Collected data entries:
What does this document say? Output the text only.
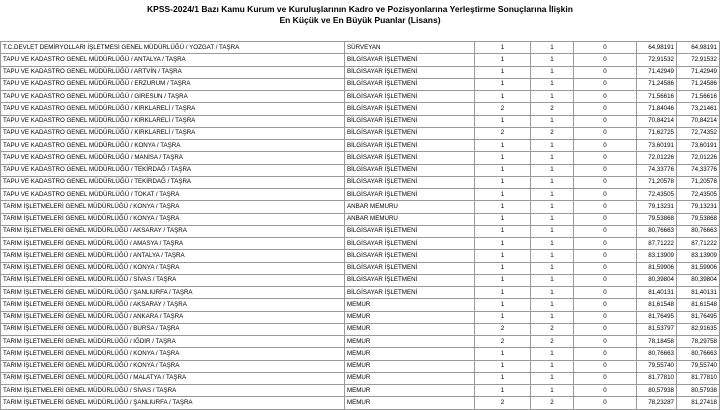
KPSS-2024/1 Bazı Kamu Kurum ve Kuruluşlarının Kadro ve Pozisyonlarına Yerleştirme Sonuçlarına İlişkin
En Küçük ve En Büyük Puanlar (Lisans)
T.C.DEVLET DEMİRYOLLARI İŞLETMESİ GENEL MÜDÜRLÜĞÜ / YOZGAT / TAŞRA	SÜRVEYAN	1	1	0	64,98191	64,98191
TAPU VE KADASTRO GENEL MÜDÜRLÜĞÜ / ANTALYA / TAŞRA	BİLGİSAYAR İŞLETMENİ	1	1	0	72,91532	72,91532
TAPU VE KADASTRO GENEL MÜDÜRLÜĞÜ / ARTVİN / TAŞRA	BİLGİSAYAR İŞLETMENİ	1	1	0	71,42949	71,42949
TAPU VE KADASTRO GENEL MÜDÜRLÜĞÜ / ERZURUM / TAŞRA	BİLGİSAYAR İŞLETMENİ	1	1	0	71,24586	71,24586
TAPU VE KADASTRO GENEL MÜDÜRLÜĞÜ / GİRESUN / TAŞRA	BİLGİSAYAR İŞLETMENİ	1	1	0	71,56616	71,56616
TAPU VE KADASTRO GENEL MÜDÜRLÜĞÜ / KIRKLARELİ / TAŞRA	BİLGİSAYAR İŞLETMENİ	2	2	0	71,84046	73,21461
TAPU VE KADASTRO GENEL MÜDÜRLÜĞÜ / KIRKLARELİ / TAŞRA	BİLGİSAYAR İŞLETMENİ	1	1	0	70,84214	70,84214
TAPU VE KADASTRO GENEL MÜDÜRLÜĞÜ / KIRKLARELİ / TAŞRA	BİLGİSAYAR İŞLETMENİ	2	2	0	71,62725	72,74352
TAPU VE KADASTRO GENEL MÜDÜRLÜĞÜ / KONYA / TAŞRA	BİLGİSAYAR İŞLETMENİ	1	1	0	73,60191	73,60191
TAPU VE KADASTRO GENEL MÜDÜRLÜĞÜ / MANİSA / TAŞRA	BİLGİSAYAR İŞLETMENİ	1	1	0	72,01226	72,01226
TAPU VE KADASTRO GENEL MÜDÜRLÜĞÜ / TEKİRDAĞ / TAŞRA	BİLGİSAYAR İŞLETMENİ	1	1	0	74,33776	74,33776
TAPU VE KADASTRO GENEL MÜDÜRLÜĞÜ / TEKİRDAĞ / TAŞRA	BİLGİSAYAR İŞLETMENİ	1	1	0	71,20578	71,20578
TAPU VE KADASTRO GENEL MÜDÜRLÜĞÜ / TOKAT / TAŞRA	BİLGİSAYAR İŞLETMENİ	1	1	0	72,43505	72,43505
TARIM İŞLETMELERİ GENEL MÜDÜRLÜĞÜ / KONYA / TAŞRA	ANBAR MEMURU	1	1	0	79,13231	79,13231
TARIM İŞLETMELERİ GENEL MÜDÜRLÜĞÜ / KONYA / TAŞRA	ANBAR MEMURU	1	1	0	79,53868	79,53868
TARIM İŞLETMELERİ GENEL MÜDÜRLÜĞÜ / AKSARAY / TAŞRA	BİLGİSAYAR İŞLETMENİ	1	1	0	80,76663	80,76663
TARIM İŞLETMELERİ GENEL MÜDÜRLÜĞÜ / AMASYA / TAŞRA	BİLGİSAYAR İŞLETMENİ	1	1	0	87,71222	87,71222
TARIM İŞLETMELERİ GENEL MÜDÜRLÜĞÜ / ANTALYA / TAŞRA	BİLGİSAYAR İŞLETMENİ	1	1	0	83,13909	83,13909
TARIM İŞLETMELERİ GENEL MÜDÜRLÜĞÜ / KONYA / TAŞRA	BİLGİSAYAR İŞLETMENİ	1	1	0	81,59906	81,59906
TARIM İŞLETMELERİ GENEL MÜDÜRLÜĞÜ / SİVAS / TAŞRA	BİLGİSAYAR İŞLETMENİ	1	1	0	80,39804	80,39804
TARIM İŞLETMELERİ GENEL MÜDÜRLÜĞÜ / ŞANLIURFA / TAŞRA	BİLGİSAYAR İŞLETMENİ	1	1	0	81,40131	81,40131
TARIM İŞLETMELERİ GENEL MÜDÜRLÜĞÜ / AKSARAY / TAŞRA	MEMUR	1	1	0	81,61548	81,61548
TARIM İŞLETMELERİ GENEL MÜDÜRLÜĞÜ / ANKARA / TAŞRA	MEMUR	1	1	0	81,76495	81,76495
TARIM İŞLETMELERİ GENEL MÜDÜRLÜĞÜ / BURSA / TAŞRA	MEMUR	2	2	0	81,53797	82,91635
TARIM İŞLETMELERİ GENEL MÜDÜRLÜĞÜ / IĞDIR / TAŞRA	MEMUR	2	2	0	78,18458	78,29758
TARIM İŞLETMELERİ GENEL MÜDÜRLÜĞÜ / KONYA / TAŞRA	MEMUR	1	1	0	80,76663	80,76663
TARIM İŞLETMELERİ GENEL MÜDÜRLÜĞÜ / KONYA / TAŞRA	MEMUR	1	1	0	79,55740	79,55740
TARIM İŞLETMELERİ GENEL MÜDÜRLÜĞÜ / MALATYA / TAŞRA	MEMUR	1	1	0	81,77810	81,77810
TARIM İŞLETMELERİ GENEL MÜDÜRLÜĞÜ / SİVAS / TAŞRA	MEMUR	1	1	0	80,57938	80,57938
TARIM İŞLETMELERİ GENEL MÜDÜRLÜĞÜ / ŞANLIURFA / TAŞRA	MEMUR	2	2	0	78,23287	81,27418
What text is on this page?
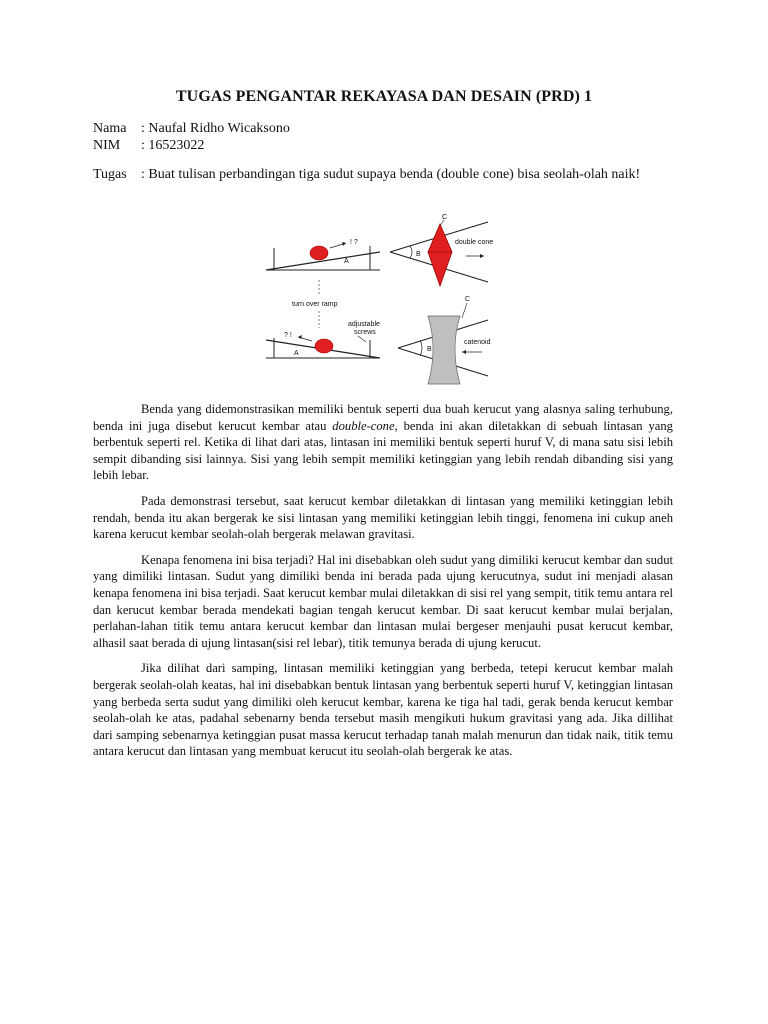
TUGAS PENGANTAR REKAYASA DAN DESAIN (PRD) 1
Nama : Naufal Ridho Wicaksono
NIM : 16523022
Tugas	: Buat tulisan perbandingan tiga sudut supaya benda (double cone) bisa seolah-olah naik!
! ?
A
turn over ramp
? !
A
adjustable screws
B
C
double cone
B
C
catenoid

Benda yang didemonstrasikan memiliki bentuk seperti dua buah kerucut yang alasnya saling terhubung, benda ini juga disebut kerucut kembar atau double-cone, benda ini akan diletakkan di sebuah lintasan yang berbentuk seperti rel. Ketika di lihat dari atas, lintasan ini memiliki bentuk seperti huruf V, di mana satu sisi lebih sempit dibanding sisi lainnya. Sisi yang lebih sempit memiliki ketinggian yang lebih rendah dibanding sisi yang lebih lebar.

Pada demonstrasi tersebut, saat kerucut kembar diletakkan di lintasan yang memiliki ketinggian lebih rendah, benda itu akan bergerak ke sisi lintasan yang memiliki ketinggian lebih tinggi, fenomena ini cukup aneh karena kerucut kembar seolah-olah bergerak melawan gravitasi.

Kenapa fenomena ini bisa terjadi? Hal ini disebabkan oleh sudut yang dimiliki kerucut kembar dan sudut yang dimiliki lintasan. Sudut yang dimiliki benda ini berada pada ujung kerucutnya, sudut ini menjadi alasan kenapa fenomena ini bisa terjadi. Saat kerucut kembar mulai diletakkan di sisi rel yang sempit, titik temu antara rel dan kerucut kembar berada mendekati bagian tengah kerucut kembar. Di saat kerucut kembar mulai berjalan, perlahan-lahan titik temu antara kerucut kembar dan lintasan mulai bergeser menjauhi pusat kerucut kembar, alhasil saat berada di ujung lintasan(sisi rel lebar), titik temunya berada di ujung kerucut.

Jika dilihat dari samping, lintasan memiliki ketinggian yang berbeda, tetepi kerucut kembar malah bergerak seolah-olah keatas, hal ini disebabkan bentuk lintasan yang berbentuk seperti huruf V, ketinggian lintasan yang berbeda serta sudut yang dimiliki oleh kerucut kembar, karena ke tiga hal tadi, gerak benda kerucut kembar seolah-olah ke atas, padahal sebenarny benda tersebut masih mengikuti hukum gravitasi yang ada. Jika dillihat dari samping sebenarnya ketinggian pusat massa kerucut terhadap tanah malah menurun dan tidak naik, titik temu antara kerucut dan lintasan yang membuat kerucut itu seolah-olah bergerak ke atas.
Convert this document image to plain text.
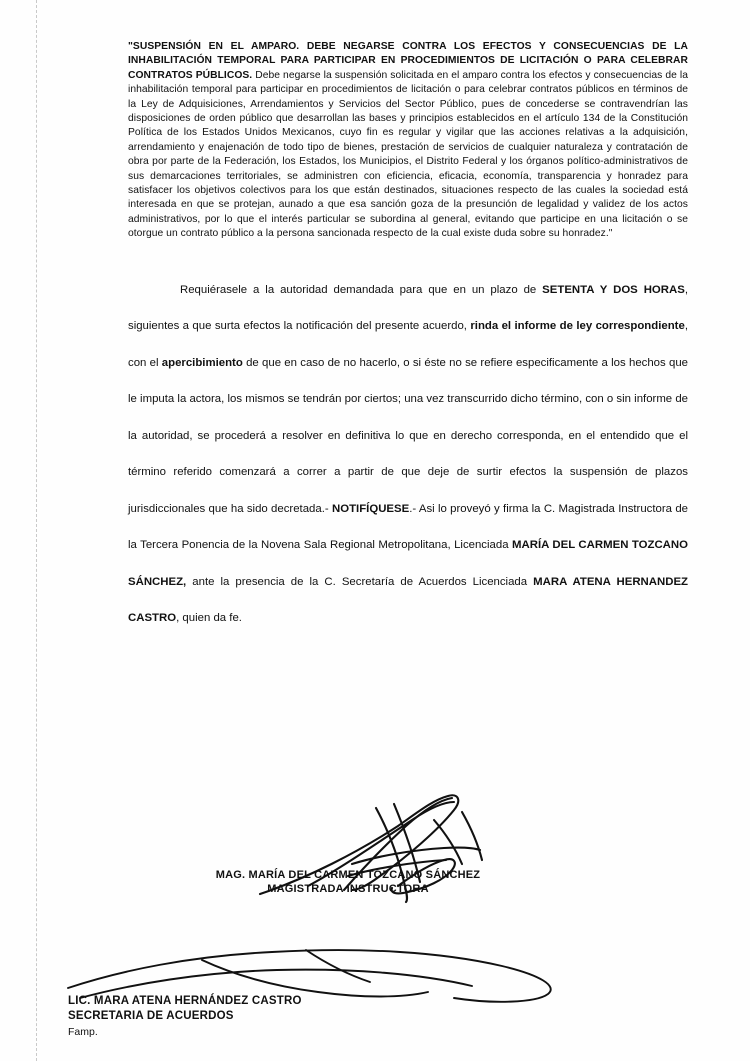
"SUSPENSIÓN EN EL AMPARO. DEBE NEGARSE CONTRA LOS EFECTOS Y CONSECUENCIAS DE LA INHABILITACIÓN TEMPORAL PARA PARTICIPAR EN PROCEDIMIENTOS DE LICITACIÓN O PARA CELEBRAR CONTRATOS PÚBLICOS. Debe negarse la suspensión solicitada en el amparo contra los efectos y consecuencias de la inhabilitación temporal para participar en procedimientos de licitación o para celebrar contratos públicos en términos de la Ley de Adquisiciones, Arrendamientos y Servicios del Sector Público, pues de concederse se contravendrían las disposiciones de orden público que desarrollan las bases y principios establecidos en el artículo 134 de la Constitución Política de los Estados Unidos Mexicanos, cuyo fin es regular y vigilar que las acciones relativas a la adquisición, arrendamiento y enajenación de todo tipo de bienes, prestación de servicios de cualquier naturaleza y contratación de obra por parte de la Federación, los Estados, los Municipios, el Distrito Federal y los órganos político-administrativos de sus demarcaciones territoriales, se administren con eficiencia, eficacia, economía, transparencia y honradez para satisfacer los objetivos colectivos para los que están destinados, situaciones respecto de las cuales la sociedad está interesada en que se protejan, aunado a que esa sanción goza de la presunción de legalidad y validez de los actos administrativos, por lo que el interés particular se subordina al general, evitando que participe en una licitación o se otorgue un contrato público a la persona sancionada respecto de la cual existe duda sobre su honradez."
Requiérasele a la autoridad demandada para que en un plazo de SETENTA Y DOS HORAS, siguientes a que surta efectos la notificación del presente acuerdo, rinda el informe de ley correspondiente, con el apercibimiento de que en caso de no hacerlo, o si éste no se refiere especificamente a los hechos que le imputa la actora, los mismos se tendrán por ciertos; una vez transcurrido dicho término, con o sin informe de la autoridad, se procederá a resolver en definitiva lo que en derecho corresponda, en el entendido que el término referido comenzará a correr a partir de que deje de surtir efectos la suspensión de plazos jurisdiccionales que ha sido decretada.- NOTIFÍQUESE.- Asi lo proveyó y firma la C. Magistrada Instructora de la Tercera Ponencia de la Novena Sala Regional Metropolitana, Licenciada MARÍA DEL CARMEN TOZCANO SÁNCHEZ, ante la presencia de la C. Secretaría de Acuerdos Licenciada MARA ATENA HERNANDEZ CASTRO, quien da fe.
MAG. MARÍA DEL CARMEN TOZCANO SÁNCHEZ
MAGISTRADA INSTRUCTORA
LIC. MARA ATENA HERNÁNDEZ CASTRO
SECRETARIA DE ACUERDOS
Famp.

• **YOUR GOAL**: Find every line in the records above that holds the word "rendah", and copy each one.

• **COMPLETE OUTPUT**:
Benda yang didemonstrasikan memiliki bentuk seperti dua buah kerucut yang alasnya saling terhubung, benda ini juga disebut kerucut kembar atau double-cone, benda ini akan diletakkan di sebuah lintasan yang berbentuk seperti rel. Ketika di lihat dari atas, lintasan ini memiliki bentuk seperti huruf V, di mana satu sisi lebih sempit dibanding sisi lainnya. Sisi yang lebih sempit memiliki ketinggian yang lebih rendah dibanding sisi yang lebih lebar.
Pada demonstrasi tersebut, saat kerucut kembar diletakkan di lintasan yang memiliki ketinggian lebih rendah, benda itu akan bergerak ke sisi lintasan yang memiliki ketinggian lebih tinggi, fenomena ini cukup aneh karena kerucut kembar seolah-olah bergerak melawan gravitasi.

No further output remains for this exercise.